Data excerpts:
□ □ □

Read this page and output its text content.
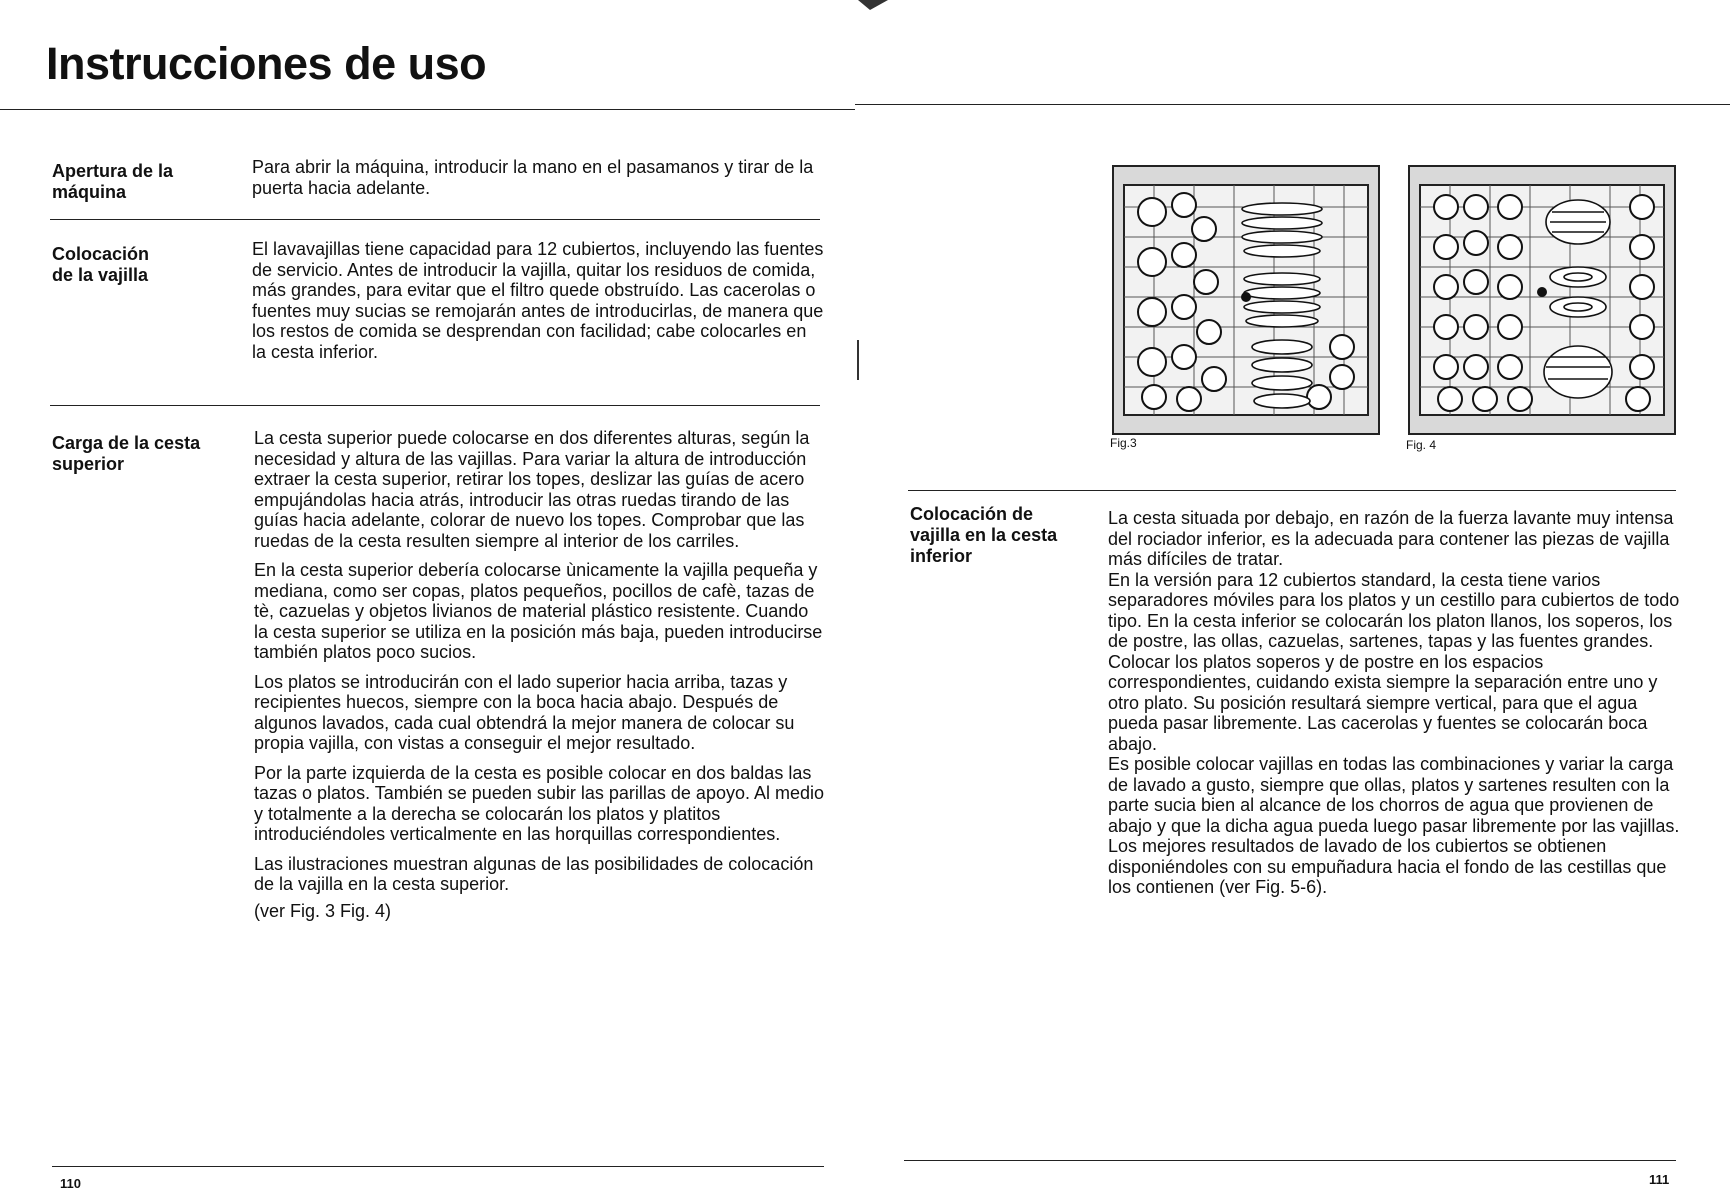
Instrucciones de uso
Apertura de la
máquina

Para abrir la máquina, introducir la mano en el pasamanos y tirar de la puerta hacia adelante.

Colocación
de la vajilla

El lavavajillas tiene capacidad para 12 cubiertos, incluyendo las fuentes de servicio. Antes de introducir la vajilla, quitar los residuos de comida, más grandes, para evitar que el filtro quede obstruído. Las cacerolas o fuentes muy sucias se remojarán antes de introducirlas, de manera que los restos de comida se desprendan con facilidad; cabe colocarles en la cesta inferior.

Carga de la cesta
superior

La cesta superior puede colocarse en dos diferentes alturas, según la necesidad y altura de las vajillas. Para variar la altura de introducción extraer la cesta superior, retirar los topes, deslizar las guías de acero empujándolas hacia atrás, introducir las otras ruedas tirando de las guías hacia adelante, colorar de nuevo los topes. Comprobar que las ruedas de la cesta resulten siempre al interior de los carriles.

En la cesta superior debería colocarse ùnicamente la vajilla pequeña y mediana, como ser copas, platos pequeños, pocillos de cafè, tazas de tè, cazuelas y objetos livianos de material plástico resistente. Cuando la cesta superior se utiliza en la posición más baja, pueden introducirse también platos poco sucios.

Los platos se introducirán con el lado superior hacia arriba, tazas y recipientes huecos, siempre con la boca hacia abajo. Después de algunos lavados, cada cual obtendrá la mejor manera de colocar su propia vajilla, con vistas a conseguir el mejor resultado.

Por la parte izquierda de la cesta es posible colocar en dos baldas las tazas o platos. También se pueden subir las parillas de apoyo. Al medio y totalmente a la derecha se colocarán los platos y platitos introduciéndoles verticalmente en las horquillas correspondientes.

Las ilustraciones muestran algunas de las posibilidades de colocación de la vajilla en la cesta superior.

(ver Fig. 3 Fig. 4)

110
Fig.3	Fig. 4
Colocación de
vajilla en la cesta
inferior

La cesta situada por debajo, en razón de la fuerza lavante muy intensa del rociador inferior, es la adecuada para contener las piezas de vajilla más difíciles de tratar.

En la versión para 12 cubiertos standard, la cesta tiene varios separadores móviles para los platos y un cestillo para cubiertos de todo tipo. En la cesta inferior se colocarán los platon llanos, los soperos, los de postre, las ollas, cazuelas, sartenes, tapas y las fuentes grandes.

Colocar los platos soperos y de postre en los espacios correspondientes, cuidando exista siempre la separación entre uno y otro plato. Su posición resultará siempre vertical, para que el agua pueda pasar libremente. Las cacerolas y fuentes se colocarán boca abajo.

Es posible colocar vajillas en todas las combinaciones y variar la carga de lavado a gusto, siempre que ollas, platos y sartenes resulten con la parte sucia bien al alcance de los chorros de agua que provienen de abajo y que la dicha agua pueda luego pasar libremente por las vajillas.

Los mejores resultados de lavado de los cubiertos se obtienen disponiéndoles con su empuñadura hacia el fondo de las cestillas que los contienen (ver Fig. 5-6).

111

□ □ □

REQUIRED TASK - Repeat the preceding records precisely, and leave every picture out of the copy.

SOLUTION TO THIS TASK -
Read this page and output its text content.
Instrucciones de uso
Apertura de la
máquina

Para abrir la máquina, introducir la mano en el pasamanos y tirar de la puerta hacia adelante.

Colocación
de la vajilla

El lavavajillas tiene capacidad para 12 cubiertos, incluyendo las fuentes de servicio. Antes de introducir la vajilla, quitar los residuos de comida, más grandes, para evitar que el filtro quede obstruído. Las cacerolas o fuentes muy sucias se remojarán antes de introducirlas, de manera que los restos de comida se desprendan con facilidad; cabe colocarles en la cesta inferior.

Carga de la cesta
superior

La cesta superior puede colocarse en dos diferentes alturas, según la necesidad y altura de las vajillas. Para variar la altura de introducción extraer la cesta superior, retirar los topes, deslizar las guías de acero empujándolas hacia atrás, introducir las otras ruedas tirando de las guías hacia adelante, colorar de nuevo los topes. Comprobar que las ruedas de la cesta resulten siempre al interior de los carriles.

En la cesta superior debería colocarse ùnicamente la vajilla pequeña y mediana, como ser copas, platos pequeños, pocillos de cafè, tazas de tè, cazuelas y objetos livianos de material plástico resistente. Cuando la cesta superior se utiliza en la posición más baja, pueden introducirse también platos poco sucios.

Los platos se introducirán con el lado superior hacia arriba, tazas y recipientes huecos, siempre con la boca hacia abajo. Después de algunos lavados, cada cual obtendrá la mejor manera de colocar su propia vajilla, con vistas a conseguir el mejor resultado.

Por la parte izquierda de la cesta es posible colocar en dos baldas las tazas o platos. También se pueden subir las parillas de apoyo. Al medio y totalmente a la derecha se colocarán los platos y platitos introduciéndoles verticalmente en las horquillas correspondientes.

Las ilustraciones muestran algunas de las posibilidades de colocación de la vajilla en la cesta superior.

(ver Fig. 3 Fig. 4)

110
Fig.3	Fig. 4
Colocación de
vajilla en la cesta
inferior

La cesta situada por debajo, en razón de la fuerza lavante muy intensa del rociador inferior, es la adecuada para contener las piezas de vajilla más difíciles de tratar.

En la versión para 12 cubiertos standard, la cesta tiene varios separadores móviles para los platos y un cestillo para cubiertos de todo tipo. En la cesta inferior se colocarán los platon llanos, los soperos, los de postre, las ollas, cazuelas, sartenes, tapas y las fuentes grandes.

Colocar los platos soperos y de postre en los espacios correspondientes, cuidando exista siempre la separación entre uno y otro plato. Su posición resultará siempre vertical, para que el agua pueda pasar libremente. Las cacerolas y fuentes se colocarán boca abajo.

Es posible colocar vajillas en todas las combinaciones y variar la carga de lavado a gusto, siempre que ollas, platos y sartenes resulten con la parte sucia bien al alcance de los chorros de agua que provienen de abajo y que la dicha agua pueda luego pasar libremente por las vajillas.

Los mejores resultados de lavado de los cubiertos se obtienen disponiéndoles con su empuñadura hacia el fondo de las cestillas que los contienen (ver Fig. 5-6).

111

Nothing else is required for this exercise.